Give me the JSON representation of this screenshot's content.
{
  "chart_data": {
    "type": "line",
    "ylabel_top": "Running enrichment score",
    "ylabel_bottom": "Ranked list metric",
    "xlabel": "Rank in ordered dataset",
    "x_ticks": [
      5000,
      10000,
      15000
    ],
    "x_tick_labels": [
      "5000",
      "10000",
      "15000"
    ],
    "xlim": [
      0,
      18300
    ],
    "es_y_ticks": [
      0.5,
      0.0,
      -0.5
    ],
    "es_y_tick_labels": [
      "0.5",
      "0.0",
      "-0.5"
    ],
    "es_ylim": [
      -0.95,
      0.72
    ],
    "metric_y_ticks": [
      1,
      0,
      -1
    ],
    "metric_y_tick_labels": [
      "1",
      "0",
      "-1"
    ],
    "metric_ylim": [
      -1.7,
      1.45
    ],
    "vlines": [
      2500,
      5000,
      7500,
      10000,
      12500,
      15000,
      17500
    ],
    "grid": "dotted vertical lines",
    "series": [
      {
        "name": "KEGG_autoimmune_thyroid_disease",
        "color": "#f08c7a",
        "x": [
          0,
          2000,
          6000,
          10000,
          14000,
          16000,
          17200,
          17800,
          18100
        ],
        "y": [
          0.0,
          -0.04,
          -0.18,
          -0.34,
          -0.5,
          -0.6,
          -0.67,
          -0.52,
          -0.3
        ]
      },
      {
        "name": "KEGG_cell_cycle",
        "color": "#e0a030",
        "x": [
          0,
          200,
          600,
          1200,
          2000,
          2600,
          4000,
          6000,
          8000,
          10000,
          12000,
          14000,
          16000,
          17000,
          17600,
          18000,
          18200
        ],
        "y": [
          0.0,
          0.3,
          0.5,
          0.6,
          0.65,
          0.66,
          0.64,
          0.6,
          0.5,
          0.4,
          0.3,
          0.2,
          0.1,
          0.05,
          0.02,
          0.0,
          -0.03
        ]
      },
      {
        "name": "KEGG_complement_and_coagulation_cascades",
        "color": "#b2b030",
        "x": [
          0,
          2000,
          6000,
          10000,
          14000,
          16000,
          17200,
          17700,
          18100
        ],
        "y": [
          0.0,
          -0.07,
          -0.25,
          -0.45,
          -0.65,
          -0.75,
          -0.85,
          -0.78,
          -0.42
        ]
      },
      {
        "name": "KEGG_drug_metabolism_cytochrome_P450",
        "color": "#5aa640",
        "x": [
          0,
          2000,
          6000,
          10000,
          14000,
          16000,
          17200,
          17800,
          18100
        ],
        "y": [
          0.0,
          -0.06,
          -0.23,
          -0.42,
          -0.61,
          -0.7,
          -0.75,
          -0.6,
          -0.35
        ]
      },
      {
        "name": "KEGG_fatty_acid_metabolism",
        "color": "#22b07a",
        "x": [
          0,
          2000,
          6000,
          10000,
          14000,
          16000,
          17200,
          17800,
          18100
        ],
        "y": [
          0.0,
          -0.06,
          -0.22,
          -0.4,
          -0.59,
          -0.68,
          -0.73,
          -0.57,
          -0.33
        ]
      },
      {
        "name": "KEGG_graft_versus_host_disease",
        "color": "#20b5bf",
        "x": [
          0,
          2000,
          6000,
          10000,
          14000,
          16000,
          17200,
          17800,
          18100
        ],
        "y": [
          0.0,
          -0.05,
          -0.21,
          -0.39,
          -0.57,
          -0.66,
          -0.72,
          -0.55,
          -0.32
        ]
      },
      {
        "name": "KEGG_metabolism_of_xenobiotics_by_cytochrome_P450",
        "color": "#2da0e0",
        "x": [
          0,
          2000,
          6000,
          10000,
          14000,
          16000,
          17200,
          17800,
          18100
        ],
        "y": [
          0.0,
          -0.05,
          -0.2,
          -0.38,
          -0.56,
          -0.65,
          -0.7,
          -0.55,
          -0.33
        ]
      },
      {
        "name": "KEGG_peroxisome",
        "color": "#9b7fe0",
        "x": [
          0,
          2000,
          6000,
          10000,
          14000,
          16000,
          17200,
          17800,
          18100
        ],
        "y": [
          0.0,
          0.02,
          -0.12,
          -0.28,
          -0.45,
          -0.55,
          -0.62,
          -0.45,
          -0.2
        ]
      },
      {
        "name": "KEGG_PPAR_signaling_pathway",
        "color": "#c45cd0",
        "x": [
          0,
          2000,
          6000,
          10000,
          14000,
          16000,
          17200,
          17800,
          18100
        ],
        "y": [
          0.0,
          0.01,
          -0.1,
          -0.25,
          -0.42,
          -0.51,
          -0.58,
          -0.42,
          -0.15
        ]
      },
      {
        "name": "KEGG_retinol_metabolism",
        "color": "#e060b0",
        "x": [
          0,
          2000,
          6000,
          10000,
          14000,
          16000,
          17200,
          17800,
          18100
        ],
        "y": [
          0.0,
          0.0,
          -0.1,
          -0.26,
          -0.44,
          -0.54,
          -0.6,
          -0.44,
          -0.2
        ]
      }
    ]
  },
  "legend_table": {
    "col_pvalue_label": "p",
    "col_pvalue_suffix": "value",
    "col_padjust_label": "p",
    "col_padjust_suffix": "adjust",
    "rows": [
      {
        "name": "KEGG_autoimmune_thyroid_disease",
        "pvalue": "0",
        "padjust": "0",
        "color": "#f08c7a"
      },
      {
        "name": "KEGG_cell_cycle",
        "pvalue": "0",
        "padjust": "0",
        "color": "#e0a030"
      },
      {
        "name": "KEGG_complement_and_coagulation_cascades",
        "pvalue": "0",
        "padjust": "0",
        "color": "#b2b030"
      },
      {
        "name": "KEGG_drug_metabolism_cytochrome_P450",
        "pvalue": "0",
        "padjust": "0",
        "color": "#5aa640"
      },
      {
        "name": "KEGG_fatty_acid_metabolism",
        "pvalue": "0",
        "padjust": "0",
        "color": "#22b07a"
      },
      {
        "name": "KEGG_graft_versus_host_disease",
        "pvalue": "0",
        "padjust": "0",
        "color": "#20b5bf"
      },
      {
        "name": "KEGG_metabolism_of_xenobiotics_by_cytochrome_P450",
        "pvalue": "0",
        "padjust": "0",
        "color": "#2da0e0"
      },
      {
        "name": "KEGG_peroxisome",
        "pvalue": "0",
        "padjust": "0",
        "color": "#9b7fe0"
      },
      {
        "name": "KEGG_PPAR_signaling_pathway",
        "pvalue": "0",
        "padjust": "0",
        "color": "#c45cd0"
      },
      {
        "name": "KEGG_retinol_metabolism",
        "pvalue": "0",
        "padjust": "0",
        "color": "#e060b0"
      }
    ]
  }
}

■ ■ ■ ■

=== Task details ===
Every entry above needs to be quoted exactly.

=== Exercise answer ===
Give me the JSON representation of this screenshot's content.
{
  "chart_data": {
    "type": "line",
    "ylabel_top": "Running enrichment score",
    "ylabel_bottom": "Ranked list metric",
    "xlabel": "Rank in ordered dataset",
    "x_ticks": [
      5000,
      10000,
      15000
    ],
    "x_tick_labels": [
      "5000",
      "10000",
      "15000"
    ],
    "xlim": [
      0,
      18300
    ],
    "es_y_ticks": [
      0.5,
      0.0,
      -0.5
    ],
    "es_y_tick_labels": [
      "0.5",
      "0.0",
      "-0.5"
    ],
    "es_ylim": [
      -0.95,
      0.72
    ],
    "metric_y_ticks": [
      1,
      0,
      -1
    ],
    "metric_y_tick_labels": [
      "1",
      "0",
      "-1"
    ],
    "metric_ylim": [
      -1.7,
      1.45
    ],
    "vlines": [
      2500,
      5000,
      7500,
      10000,
      12500,
      15000,
      17500
    ],
    "grid": "dotted vertical lines",
    "series": [
      {
        "name": "KEGG_autoimmune_thyroid_disease",
        "color": "#f08c7a",
        "x": [
          0,
          2000,
          6000,
          10000,
          14000,
          16000,
          17200,
          17800,
          18100
        ],
        "y": [
          0.0,
          -0.04,
          -0.18,
          -0.34,
          -0.5,
          -0.6,
          -0.67,
          -0.52,
          -0.3
        ]
      },
      {
        "name": "KEGG_cell_cycle",
        "color": "#e0a030",
        "x": [
          0,
          200,
          600,
          1200,
          2000,
          2600,
          4000,
          6000,
          8000,
          10000,
          12000,
          14000,
          16000,
          17000,
          17600,
          18000,
          18200
        ],
        "y": [
          0.0,
          0.3,
          0.5,
          0.6,
          0.65,
          0.66,
          0.64,
          0.6,
          0.5,
          0.4,
          0.3,
          0.2,
          0.1,
          0.05,
          0.02,
          0.0,
          -0.03
        ]
      },
      {
        "name": "KEGG_complement_and_coagulation_cascades",
        "color": "#b2b030",
        "x": [
          0,
          2000,
          6000,
          10000,
          14000,
          16000,
          17200,
          17700,
          18100
        ],
        "y": [
          0.0,
          -0.07,
          -0.25,
          -0.45,
          -0.65,
          -0.75,
          -0.85,
          -0.78,
          -0.42
        ]
      },
      {
        "name": "KEGG_drug_metabolism_cytochrome_P450",
        "color": "#5aa640",
        "x": [
          0,
          2000,
          6000,
          10000,
          14000,
          16000,
          17200,
          17800,
          18100
        ],
        "y": [
          0.0,
          -0.06,
          -0.23,
          -0.42,
          -0.61,
          -0.7,
          -0.75,
          -0.6,
          -0.35
        ]
      },
      {
        "name": "KEGG_fatty_acid_metabolism",
        "color": "#22b07a",
        "x": [
          0,
          2000,
          6000,
          10000,
          14000,
          16000,
          17200,
          17800,
          18100
        ],
        "y": [
          0.0,
          -0.06,
          -0.22,
          -0.4,
          -0.59,
          -0.68,
          -0.73,
          -0.57,
          -0.33
        ]
      },
      {
        "name": "KEGG_graft_versus_host_disease",
        "color": "#20b5bf",
        "x": [
          0,
          2000,
          6000,
          10000,
          14000,
          16000,
          17200,
          17800,
          18100
        ],
        "y": [
          0.0,
          -0.05,
          -0.21,
          -0.39,
          -0.57,
          -0.66,
          -0.72,
          -0.55,
          -0.32
        ]
      },
      {
        "name": "KEGG_metabolism_of_xenobiotics_by_cytochrome_P450",
        "color": "#2da0e0",
        "x": [
          0,
          2000,
          6000,
          10000,
          14000,
          16000,
          17200,
          17800,
          18100
        ],
        "y": [
          0.0,
          -0.05,
          -0.2,
          -0.38,
          -0.56,
          -0.65,
          -0.7,
          -0.55,
          -0.33
        ]
      },
      {
        "name": "KEGG_peroxisome",
        "color": "#9b7fe0",
        "x": [
          0,
          2000,
          6000,
          10000,
          14000,
          16000,
          17200,
          17800,
          18100
        ],
        "y": [
          0.0,
          0.02,
          -0.12,
          -0.28,
          -0.45,
          -0.55,
          -0.62,
          -0.45,
          -0.2
        ]
      },
      {
        "name": "KEGG_PPAR_signaling_pathway",
        "color": "#c45cd0",
        "x": [
          0,
          2000,
          6000,
          10000,
          14000,
          16000,
          17200,
          17800,
          18100
        ],
        "y": [
          0.0,
          0.01,
          -0.1,
          -0.25,
          -0.42,
          -0.51,
          -0.58,
          -0.42,
          -0.15
        ]
      },
      {
        "name": "KEGG_retinol_metabolism",
        "color": "#e060b0",
        "x": [
          0,
          2000,
          6000,
          10000,
          14000,
          16000,
          17200,
          17800,
          18100
        ],
        "y": [
          0.0,
          0.0,
          -0.1,
          -0.26,
          -0.44,
          -0.54,
          -0.6,
          -0.44,
          -0.2
        ]
      }
    ]
  },
  "legend_table": {
    "col_pvalue_label": "p",
    "col_pvalue_suffix": "value",
    "col_padjust_label": "p",
    "col_padjust_suffix": "adjust",
    "rows": [
      {
        "name": "KEGG_autoimmune_thyroid_disease",
        "pvalue": "0",
        "padjust": "0",
        "color": "#f08c7a"
      },
      {
        "name": "KEGG_cell_cycle",
        "pvalue": "0",
        "padjust": "0",
        "color": "#e0a030"
      },
      {
        "name": "KEGG_complement_and_coagulation_cascades",
        "pvalue": "0",
        "padjust": "0",
        "color": "#b2b030"
      },
      {
        "name": "KEGG_drug_metabolism_cytochrome_P450",
        "pvalue": "0",
        "padjust": "0",
        "color": "#5aa640"
      },
      {
        "name": "KEGG_fatty_acid_metabolism",
        "pvalue": "0",
        "padjust": "0",
        "color": "#22b07a"
      },
      {
        "name": "KEGG_graft_versus_host_disease",
        "pvalue": "0",
        "padjust": "0",
        "color": "#20b5bf"
      },
      {
        "name": "KEGG_metabolism_of_xenobiotics_by_cytochrome_P450",
        "pvalue": "0",
        "padjust": "0",
        "color": "#2da0e0"
      },
      {
        "name": "KEGG_peroxisome",
        "pvalue": "0",
        "padjust": "0",
        "color": "#9b7fe0"
      },
      {
        "name": "KEGG_PPAR_signaling_pathway",
        "pvalue": "0",
        "padjust": "0",
        "color": "#c45cd0"
      },
      {
        "name": "KEGG_retinol_metabolism",
        "pvalue": "0",
        "padjust": "0",
        "color": "#e060b0"
      }
    ]
  }
}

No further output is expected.